Read the data and repeat it in full, exactly.

_____

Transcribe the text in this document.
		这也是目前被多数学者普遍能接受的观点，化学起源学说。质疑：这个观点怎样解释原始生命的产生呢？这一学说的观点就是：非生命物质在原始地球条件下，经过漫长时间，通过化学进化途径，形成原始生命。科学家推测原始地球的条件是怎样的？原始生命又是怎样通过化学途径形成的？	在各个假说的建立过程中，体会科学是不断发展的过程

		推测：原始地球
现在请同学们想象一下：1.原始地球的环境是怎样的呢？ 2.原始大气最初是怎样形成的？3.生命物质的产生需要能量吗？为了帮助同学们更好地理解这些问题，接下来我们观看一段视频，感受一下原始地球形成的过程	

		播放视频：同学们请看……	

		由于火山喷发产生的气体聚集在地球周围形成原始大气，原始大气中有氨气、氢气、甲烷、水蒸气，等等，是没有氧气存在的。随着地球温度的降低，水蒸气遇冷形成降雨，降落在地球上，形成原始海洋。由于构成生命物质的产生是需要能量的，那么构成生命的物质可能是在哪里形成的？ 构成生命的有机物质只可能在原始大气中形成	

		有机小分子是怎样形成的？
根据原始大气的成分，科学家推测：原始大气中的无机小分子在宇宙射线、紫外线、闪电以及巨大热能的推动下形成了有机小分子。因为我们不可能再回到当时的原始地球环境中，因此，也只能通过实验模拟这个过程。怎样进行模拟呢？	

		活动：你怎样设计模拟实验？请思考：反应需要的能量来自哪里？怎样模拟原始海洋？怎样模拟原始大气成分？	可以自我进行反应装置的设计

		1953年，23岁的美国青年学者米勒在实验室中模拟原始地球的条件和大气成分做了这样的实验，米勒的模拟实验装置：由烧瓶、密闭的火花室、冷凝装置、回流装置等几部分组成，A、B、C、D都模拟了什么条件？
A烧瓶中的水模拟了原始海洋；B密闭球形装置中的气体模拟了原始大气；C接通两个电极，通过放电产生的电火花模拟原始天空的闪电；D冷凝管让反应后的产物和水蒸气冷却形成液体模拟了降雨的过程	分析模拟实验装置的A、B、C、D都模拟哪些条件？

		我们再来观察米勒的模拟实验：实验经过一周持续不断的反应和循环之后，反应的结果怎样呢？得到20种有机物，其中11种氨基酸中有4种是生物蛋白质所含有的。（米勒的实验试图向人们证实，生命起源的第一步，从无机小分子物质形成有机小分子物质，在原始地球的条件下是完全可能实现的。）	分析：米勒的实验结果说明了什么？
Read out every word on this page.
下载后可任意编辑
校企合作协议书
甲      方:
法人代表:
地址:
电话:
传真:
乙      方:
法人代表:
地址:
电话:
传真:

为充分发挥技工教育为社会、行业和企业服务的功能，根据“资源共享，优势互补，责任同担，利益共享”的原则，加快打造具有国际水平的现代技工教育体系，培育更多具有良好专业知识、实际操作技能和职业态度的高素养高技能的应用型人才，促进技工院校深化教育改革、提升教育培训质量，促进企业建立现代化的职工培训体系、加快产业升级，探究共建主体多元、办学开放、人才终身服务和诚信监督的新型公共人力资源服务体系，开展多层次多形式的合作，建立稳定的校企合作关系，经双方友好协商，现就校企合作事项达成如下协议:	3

_____

◆ **Output below**:
Transcribe the text in this document.
		这也是目前被多数学者普遍能接受的观点，化学起源学说。质疑：这个观点怎样解释原始生命的产生呢？这一学说的观点就是：非生命物质在原始地球条件下，经过漫长时间，通过化学进化途径，形成原始生命。科学家推测原始地球的条件是怎样的？原始生命又是怎样通过化学途径形成的？	在各个假说的建立过程中，体会科学是不断发展的过程

		推测：原始地球
现在请同学们想象一下：1.原始地球的环境是怎样的呢？ 2.原始大气最初是怎样形成的？3.生命物质的产生需要能量吗？为了帮助同学们更好地理解这些问题，接下来我们观看一段视频，感受一下原始地球形成的过程	

		播放视频：同学们请看……	

		由于火山喷发产生的气体聚集在地球周围形成原始大气，原始大气中有氨气、氢气、甲烷、水蒸气，等等，是没有氧气存在的。随着地球温度的降低，水蒸气遇冷形成降雨，降落在地球上，形成原始海洋。由于构成生命物质的产生是需要能量的，那么构成生命的物质可能是在哪里形成的？ 构成生命的有机物质只可能在原始大气中形成	

		有机小分子是怎样形成的？
根据原始大气的成分，科学家推测：原始大气中的无机小分子在宇宙射线、紫外线、闪电以及巨大热能的推动下形成了有机小分子。因为我们不可能再回到当时的原始地球环境中，因此，也只能通过实验模拟这个过程。怎样进行模拟呢？	

		活动：你怎样设计模拟实验？请思考：反应需要的能量来自哪里？怎样模拟原始海洋？怎样模拟原始大气成分？	可以自我进行反应装置的设计

		1953年，23岁的美国青年学者米勒在实验室中模拟原始地球的条件和大气成分做了这样的实验，米勒的模拟实验装置：由烧瓶、密闭的火花室、冷凝装置、回流装置等几部分组成，A、B、C、D都模拟了什么条件？
A烧瓶中的水模拟了原始海洋；B密闭球形装置中的气体模拟了原始大气；C接通两个电极，通过放电产生的电火花模拟原始天空的闪电；D冷凝管让反应后的产物和水蒸气冷却形成液体模拟了降雨的过程	分析模拟实验装置的A、B、C、D都模拟哪些条件？

		我们再来观察米勒的模拟实验：实验经过一周持续不断的反应和循环之后，反应的结果怎样呢？得到20种有机物，其中11种氨基酸中有4种是生物蛋白质所含有的。（米勒的实验试图向人们证实，生命起源的第一步，从无机小分子物质形成有机小分子物质，在原始地球的条件下是完全可能实现的。）	分析：米勒的实验结果说明了什么？
Read out every word on this page.
下载后可任意编辑
校企合作协议书
甲      方:
法人代表:
地址:
电话:
传真:
乙      方:
法人代表:
地址:
电话:
传真:

为充分发挥技工教育为社会、行业和企业服务的功能，根据“资源共享，优势互补，责任同担，利益共享”的原则，加快打造具有国际水平的现代技工教育体系，培育更多具有良好专业知识、实际操作技能和职业态度的高素养高技能的应用型人才，促进技工院校深化教育改革、提升教育培训质量，促进企业建立现代化的职工培训体系、加快产业升级，探究共建主体多元、办学开放、人才终身服务和诚信监督的新型公共人力资源服务体系，开展多层次多形式的合作，建立稳定的校企合作关系，经双方友好协商，现就校企合作事项达成如下协议:	3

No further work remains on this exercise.